[Request]: Show only lines that include "object".

------ Data to use

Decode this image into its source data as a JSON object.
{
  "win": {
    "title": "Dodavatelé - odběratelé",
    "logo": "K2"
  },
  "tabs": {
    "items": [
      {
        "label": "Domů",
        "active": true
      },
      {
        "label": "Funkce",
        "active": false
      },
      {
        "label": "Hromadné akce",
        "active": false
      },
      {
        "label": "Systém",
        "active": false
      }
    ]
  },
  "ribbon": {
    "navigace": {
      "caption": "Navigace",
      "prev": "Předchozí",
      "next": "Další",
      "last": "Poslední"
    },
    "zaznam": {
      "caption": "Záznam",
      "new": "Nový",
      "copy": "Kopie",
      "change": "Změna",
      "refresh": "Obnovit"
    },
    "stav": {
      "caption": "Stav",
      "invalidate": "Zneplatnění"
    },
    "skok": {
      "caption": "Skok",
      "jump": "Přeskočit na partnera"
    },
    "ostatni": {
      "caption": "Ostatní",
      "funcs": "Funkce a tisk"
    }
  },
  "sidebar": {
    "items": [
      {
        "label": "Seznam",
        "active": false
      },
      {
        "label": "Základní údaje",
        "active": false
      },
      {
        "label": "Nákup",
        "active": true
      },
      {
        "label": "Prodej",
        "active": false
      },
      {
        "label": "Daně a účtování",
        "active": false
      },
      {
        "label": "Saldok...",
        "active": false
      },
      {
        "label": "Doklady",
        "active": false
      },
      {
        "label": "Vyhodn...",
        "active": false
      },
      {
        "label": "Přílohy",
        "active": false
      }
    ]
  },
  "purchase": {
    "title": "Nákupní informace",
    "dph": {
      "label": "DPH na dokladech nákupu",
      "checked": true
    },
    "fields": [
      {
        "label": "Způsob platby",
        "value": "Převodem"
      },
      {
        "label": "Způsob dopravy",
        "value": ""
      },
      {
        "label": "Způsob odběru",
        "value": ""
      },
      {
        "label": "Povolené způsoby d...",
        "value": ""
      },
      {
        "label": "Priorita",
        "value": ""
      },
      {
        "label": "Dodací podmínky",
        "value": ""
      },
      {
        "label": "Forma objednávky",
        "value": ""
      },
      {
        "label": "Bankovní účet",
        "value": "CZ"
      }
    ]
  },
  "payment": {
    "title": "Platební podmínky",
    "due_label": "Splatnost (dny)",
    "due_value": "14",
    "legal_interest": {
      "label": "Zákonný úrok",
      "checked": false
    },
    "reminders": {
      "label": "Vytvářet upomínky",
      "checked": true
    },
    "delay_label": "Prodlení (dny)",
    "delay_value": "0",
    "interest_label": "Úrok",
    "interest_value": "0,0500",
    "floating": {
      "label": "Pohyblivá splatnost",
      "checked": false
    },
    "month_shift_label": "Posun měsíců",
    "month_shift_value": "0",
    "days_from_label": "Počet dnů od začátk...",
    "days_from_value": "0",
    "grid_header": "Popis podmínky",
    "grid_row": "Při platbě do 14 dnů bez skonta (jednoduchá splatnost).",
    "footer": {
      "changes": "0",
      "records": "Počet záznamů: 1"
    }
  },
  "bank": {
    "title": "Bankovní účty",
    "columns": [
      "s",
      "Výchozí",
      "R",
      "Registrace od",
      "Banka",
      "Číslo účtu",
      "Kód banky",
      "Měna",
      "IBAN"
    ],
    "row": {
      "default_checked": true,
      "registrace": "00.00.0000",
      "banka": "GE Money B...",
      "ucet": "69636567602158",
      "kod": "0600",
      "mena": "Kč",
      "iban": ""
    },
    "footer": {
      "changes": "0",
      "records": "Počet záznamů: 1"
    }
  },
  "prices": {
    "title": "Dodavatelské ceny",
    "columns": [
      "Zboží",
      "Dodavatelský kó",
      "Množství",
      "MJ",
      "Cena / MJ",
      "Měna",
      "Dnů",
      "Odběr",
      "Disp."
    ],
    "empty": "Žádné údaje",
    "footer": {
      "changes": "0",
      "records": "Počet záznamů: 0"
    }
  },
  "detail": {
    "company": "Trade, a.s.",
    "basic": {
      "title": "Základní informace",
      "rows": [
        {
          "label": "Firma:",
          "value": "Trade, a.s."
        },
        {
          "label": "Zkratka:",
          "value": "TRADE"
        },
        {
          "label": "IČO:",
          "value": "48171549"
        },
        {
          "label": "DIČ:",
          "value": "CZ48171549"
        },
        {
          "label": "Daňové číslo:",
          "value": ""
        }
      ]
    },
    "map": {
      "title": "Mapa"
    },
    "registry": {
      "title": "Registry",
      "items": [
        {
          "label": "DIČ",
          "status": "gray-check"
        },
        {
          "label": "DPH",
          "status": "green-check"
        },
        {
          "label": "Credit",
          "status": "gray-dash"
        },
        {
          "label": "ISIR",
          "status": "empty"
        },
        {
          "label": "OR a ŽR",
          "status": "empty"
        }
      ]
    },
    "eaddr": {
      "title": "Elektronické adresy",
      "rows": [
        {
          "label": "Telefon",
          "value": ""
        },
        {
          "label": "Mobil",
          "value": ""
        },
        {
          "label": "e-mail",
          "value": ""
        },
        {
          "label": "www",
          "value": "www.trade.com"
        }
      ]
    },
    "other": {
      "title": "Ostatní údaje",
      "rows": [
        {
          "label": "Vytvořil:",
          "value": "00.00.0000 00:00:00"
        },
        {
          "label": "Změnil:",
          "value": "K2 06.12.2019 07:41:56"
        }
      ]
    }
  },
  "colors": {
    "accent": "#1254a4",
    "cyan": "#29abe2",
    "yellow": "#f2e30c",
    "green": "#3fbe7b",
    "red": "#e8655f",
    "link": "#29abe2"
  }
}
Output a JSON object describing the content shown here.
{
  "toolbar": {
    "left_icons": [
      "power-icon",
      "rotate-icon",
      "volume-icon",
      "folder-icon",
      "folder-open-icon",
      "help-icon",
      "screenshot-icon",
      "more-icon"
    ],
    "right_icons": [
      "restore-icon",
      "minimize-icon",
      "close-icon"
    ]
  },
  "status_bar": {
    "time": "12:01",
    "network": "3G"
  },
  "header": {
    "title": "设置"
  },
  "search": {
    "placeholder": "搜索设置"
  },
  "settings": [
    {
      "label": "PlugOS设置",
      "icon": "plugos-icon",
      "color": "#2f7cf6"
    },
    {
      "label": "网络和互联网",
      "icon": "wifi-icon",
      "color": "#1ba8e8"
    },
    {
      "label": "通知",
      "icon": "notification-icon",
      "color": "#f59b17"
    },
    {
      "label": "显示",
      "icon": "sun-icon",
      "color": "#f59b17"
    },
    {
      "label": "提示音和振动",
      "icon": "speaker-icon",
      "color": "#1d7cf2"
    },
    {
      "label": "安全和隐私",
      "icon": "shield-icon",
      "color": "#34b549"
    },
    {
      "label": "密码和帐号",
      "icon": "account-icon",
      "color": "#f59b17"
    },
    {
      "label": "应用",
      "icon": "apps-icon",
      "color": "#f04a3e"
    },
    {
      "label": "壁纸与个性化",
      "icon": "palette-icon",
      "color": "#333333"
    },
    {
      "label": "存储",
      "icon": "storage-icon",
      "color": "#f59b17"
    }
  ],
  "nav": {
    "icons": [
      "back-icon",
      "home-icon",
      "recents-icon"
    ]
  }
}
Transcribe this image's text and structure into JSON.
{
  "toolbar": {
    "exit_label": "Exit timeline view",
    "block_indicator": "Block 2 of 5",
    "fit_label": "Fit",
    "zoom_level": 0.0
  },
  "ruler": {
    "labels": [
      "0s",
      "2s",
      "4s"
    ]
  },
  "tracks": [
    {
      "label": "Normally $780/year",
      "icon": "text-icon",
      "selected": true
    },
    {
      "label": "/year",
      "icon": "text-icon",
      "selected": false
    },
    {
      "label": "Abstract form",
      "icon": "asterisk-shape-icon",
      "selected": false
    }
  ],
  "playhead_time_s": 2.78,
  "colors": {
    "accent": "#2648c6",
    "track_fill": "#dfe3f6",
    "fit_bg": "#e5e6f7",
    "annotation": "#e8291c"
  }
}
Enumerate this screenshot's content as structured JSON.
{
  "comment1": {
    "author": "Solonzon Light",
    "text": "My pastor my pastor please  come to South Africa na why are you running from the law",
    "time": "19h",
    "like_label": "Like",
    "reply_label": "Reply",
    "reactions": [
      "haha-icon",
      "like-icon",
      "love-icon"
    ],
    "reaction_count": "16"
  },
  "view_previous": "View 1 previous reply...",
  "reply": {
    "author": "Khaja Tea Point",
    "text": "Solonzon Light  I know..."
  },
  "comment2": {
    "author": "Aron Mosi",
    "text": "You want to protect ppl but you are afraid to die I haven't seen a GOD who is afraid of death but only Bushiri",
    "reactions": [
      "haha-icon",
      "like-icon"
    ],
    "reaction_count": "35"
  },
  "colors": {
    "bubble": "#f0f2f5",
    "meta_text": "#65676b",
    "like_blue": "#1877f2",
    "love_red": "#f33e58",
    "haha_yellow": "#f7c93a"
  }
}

------------

[Result of this exercise]:
Decode this image into its source data as a JSON object.
Output a JSON object describing the content shown here.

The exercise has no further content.